**Stated problem a**
Could you pull out, unchanged, the lines of the records from their very start through the line containing "get-started-button[interactable]: Get Started"?

**Source passage**
By Hannan Adely, Patricia Alex and Nick Clunn, The Record (Hackensack N.J.) –

HACKENSACK, N.J. — Muslim leaders condemned the New York Police Department’s broad surveillance of their communities and institutions at a news conference in Newark on Friday morning, and later at a prayer service in Paterson — two cities where spying took place.

“It’s a complete betrayal of our community. As Americans, we have to look over our shoulders,” Nadia Kahf, executive director of the Council on American-Islamic Relations (CAIR), said at the news conference. “Rather than alienating us again, we need to work together.”

The criticisms added to a growing chorus that includes state and local officials and civil liberties groups who have criticized the NYPD’s spying operation as improper and unauthorized. But across the Hudson, Mayor Michael Bloomberg offered a strong defense of the Police Department operation during his weekly radio program, saying the NYPD acted within its legal rights to keep terrorism at bay.

The NYPD spied on and collected information about mosques, restaurants and worshipers in Muslim communities including Newark, according to reports and police documents obtained by The Associated Press. They also focused on the Omar Mosque in Paterson and kept track of Muslim students at Rutgers University.

Muslim leaders said the NYPD operations lacked probable cause and hinted at a possible civil rights lawsuit during the news conference.

“The safety of our county comes first, but not at the sacrifice of our civil liberties,” said Mohamed El Filali, outreach director for the Islamic Center of Passaic County in Paterson.

Kahf, a lawyer and mother of a Rutgers student, said officers weren’t chasing leads but spying on the basis of religion. She said New Jersey mosques actively cooperated with law enforcement in the wake of 9/11.

As part of the surveillance, the NYPD monitored student websites at Yale University, Rutgers, the University of Pennsylvania and 13 other Northeast colleges, according to the AP reports. Police did surveillance on students and professors, and infiltrated elements of campus life to gather intelligence on Muslims.

Mohamed Gadalla, a junior in Rutgers’ pre-med program, said news about the surveillance campaign “scares a lot of people.”

“To know that we were being spied on just because we’re Muslim is outrageous and unfair,” said Gadalla, of Franklin Lakes.

Meanwhile, defenders of NYPD tactics noted that a key coordinator of the Sept. 11, 2001, attacks on the World Trade Center spent time organizing the plot in Newark. Two hijackers aboard planes that crashed into the Pentagon lived for two months in a rented apartment in Paterson.

**Records shown**

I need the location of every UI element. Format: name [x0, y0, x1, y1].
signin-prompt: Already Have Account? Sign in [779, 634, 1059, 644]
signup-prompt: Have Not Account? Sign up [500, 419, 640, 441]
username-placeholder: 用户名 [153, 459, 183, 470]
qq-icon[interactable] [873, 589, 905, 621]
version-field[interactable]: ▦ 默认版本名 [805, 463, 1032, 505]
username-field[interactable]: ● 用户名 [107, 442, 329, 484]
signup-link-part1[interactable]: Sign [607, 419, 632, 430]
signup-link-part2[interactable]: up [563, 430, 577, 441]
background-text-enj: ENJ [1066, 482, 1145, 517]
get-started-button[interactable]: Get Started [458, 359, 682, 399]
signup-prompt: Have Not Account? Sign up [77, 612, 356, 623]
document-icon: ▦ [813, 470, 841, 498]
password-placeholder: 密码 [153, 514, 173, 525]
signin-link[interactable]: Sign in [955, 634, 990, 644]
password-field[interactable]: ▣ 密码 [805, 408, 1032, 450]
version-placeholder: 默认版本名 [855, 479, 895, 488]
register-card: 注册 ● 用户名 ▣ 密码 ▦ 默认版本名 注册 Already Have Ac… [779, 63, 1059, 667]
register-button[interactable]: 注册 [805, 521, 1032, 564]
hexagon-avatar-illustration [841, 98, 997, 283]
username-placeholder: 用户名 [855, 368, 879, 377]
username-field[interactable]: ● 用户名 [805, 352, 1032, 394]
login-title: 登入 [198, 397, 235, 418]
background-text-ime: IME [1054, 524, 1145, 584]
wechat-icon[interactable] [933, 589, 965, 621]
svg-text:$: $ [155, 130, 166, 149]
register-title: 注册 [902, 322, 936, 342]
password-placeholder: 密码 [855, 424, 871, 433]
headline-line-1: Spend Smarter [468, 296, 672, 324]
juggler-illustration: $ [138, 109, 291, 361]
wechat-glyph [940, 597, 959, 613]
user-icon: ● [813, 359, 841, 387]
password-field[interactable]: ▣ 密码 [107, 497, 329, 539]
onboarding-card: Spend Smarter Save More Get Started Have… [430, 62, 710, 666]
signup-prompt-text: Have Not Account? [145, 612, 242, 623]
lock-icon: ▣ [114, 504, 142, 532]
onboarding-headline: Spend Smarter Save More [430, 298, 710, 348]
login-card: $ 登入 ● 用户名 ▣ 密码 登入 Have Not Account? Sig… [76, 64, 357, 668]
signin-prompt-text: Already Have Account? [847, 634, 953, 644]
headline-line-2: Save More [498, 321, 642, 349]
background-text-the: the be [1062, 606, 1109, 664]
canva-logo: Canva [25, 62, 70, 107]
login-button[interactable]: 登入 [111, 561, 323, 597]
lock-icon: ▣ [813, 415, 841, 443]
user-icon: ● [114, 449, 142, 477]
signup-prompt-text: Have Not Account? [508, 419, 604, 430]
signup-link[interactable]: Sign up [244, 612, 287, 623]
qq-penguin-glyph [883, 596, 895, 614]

**Stated problem b**
How would the news article on the NYPD's surveillance of Muslim communities in New Jersey go on? Continue it from its last paragraph.

**Expected answer a**
I need the location of every UI element. Format: name [x0, y0, x1, y1].
signin-prompt: Already Have Account? Sign in [779, 634, 1059, 644]
signup-prompt: Have Not Account? Sign up [500, 419, 640, 441]
username-placeholder: 用户名 [153, 459, 183, 470]
qq-icon[interactable] [873, 589, 905, 621]
version-field[interactable]: ▦ 默认版本名 [805, 463, 1032, 505]
username-field[interactable]: ● 用户名 [107, 442, 329, 484]
signup-link-part1[interactable]: Sign [607, 419, 632, 430]
signup-link-part2[interactable]: up [563, 430, 577, 441]
background-text-enj: ENJ [1066, 482, 1145, 517]
get-started-button[interactable]: Get Started [458, 359, 682, 399]

**Expected answer b**
NYPD officers also monitored Muslims at the Rutgers campus in New Brunswick. Lt. J.T. Miller, a spokesman for the New Brunswick police, said: “We’re not going to comment on any investigation by the NYPD or the CIA.” Jim Cahill, New Brunswick’s mayor, did not return several calls for comment.

Columbia University President Lee C. Bollinger criticized the Police Department’s tactics in a letter sent to the Columbia community Friday, saying it had a “chilling effect” on freedom of speech. Yale President Richard C. Levin has also condemned the police surveillance. In a statement released Monday, Rutgers officials said the university “does not condone the surveillance of any members of our community based on their race, gender, ethnicity or religious beliefs.”

At the Omar Mosque in Paterson, spokesman Mahmoud Attallah said revelations the mosque was a target of the NYPD unfairly mar the reputation of a religious community that has tried since the 9/11 attacks to show that it opposes terrorism and extremism.

Attallah said it was “heartbreaking” for congregants to know the process for rebuilding trust with non-Muslims will have to start anew. “We are good people,” Attallah said. “Our children go to public school. They pledge allegiance to the American flag.”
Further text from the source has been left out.